[TASK PROMPT]:
Return the records that follow, matching each one exactly.
>> BEGIN RECORDS SHOWN
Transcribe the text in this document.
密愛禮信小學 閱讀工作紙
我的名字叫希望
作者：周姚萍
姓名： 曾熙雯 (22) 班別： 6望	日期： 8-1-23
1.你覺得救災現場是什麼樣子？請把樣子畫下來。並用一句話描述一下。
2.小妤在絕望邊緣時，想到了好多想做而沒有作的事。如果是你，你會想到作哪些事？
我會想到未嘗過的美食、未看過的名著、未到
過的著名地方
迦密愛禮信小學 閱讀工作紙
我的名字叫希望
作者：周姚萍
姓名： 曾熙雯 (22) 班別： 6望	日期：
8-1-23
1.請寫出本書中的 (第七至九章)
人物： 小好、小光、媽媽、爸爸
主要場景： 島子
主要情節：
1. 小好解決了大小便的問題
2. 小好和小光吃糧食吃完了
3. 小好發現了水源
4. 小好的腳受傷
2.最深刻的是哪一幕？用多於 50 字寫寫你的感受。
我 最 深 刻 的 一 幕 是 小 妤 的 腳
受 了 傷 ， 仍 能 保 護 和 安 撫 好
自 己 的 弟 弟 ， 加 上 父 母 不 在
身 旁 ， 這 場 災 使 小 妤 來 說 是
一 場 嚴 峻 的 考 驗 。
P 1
>> END RECORDS SHOWN
[OUTPUT BELOW]:
Transcribe the text in this document.
密愛禮信小學 閱讀工作紙
我的名字叫希望
作者：周姚萍
姓名： 曾熙雯 (22) 班別： 6望	日期： 8-1-23
1.你覺得救災現場是什麼樣子？請把樣子畫下來。並用一句話描述一下。
2.小妤在絕望邊緣時，想到了好多想做而沒有作的事。如果是你，你會想到作哪些事？
我會想到未嘗過的美食、未看過的名著、未到
過的著名地方
迦密愛禮信小學 閱讀工作紙
我的名字叫希望
作者：周姚萍
姓名： 曾熙雯 (22) 班別： 6望	日期：
8-1-23
1.請寫出本書中的 (第七至九章)
人物： 小好、小光、媽媽、爸爸
主要場景： 島子
主要情節：
1. 小好解決了大小便的問題
2. 小好和小光吃糧食吃完了
3. 小好發現了水源
4. 小好的腳受傷
2.最深刻的是哪一幕？用多於 50 字寫寫你的感受。
我 最 深 刻 的 一 幕 是 小 妤 的 腳
受 了 傷 ， 仍 能 保 護 和 安 撫 好
自 己 的 弟 弟 ， 加 上 父 母 不 在
身 旁 ， 這 場 災 使 小 妤 來 說 是
一 場 嚴 峻 的 考 驗 。
P 1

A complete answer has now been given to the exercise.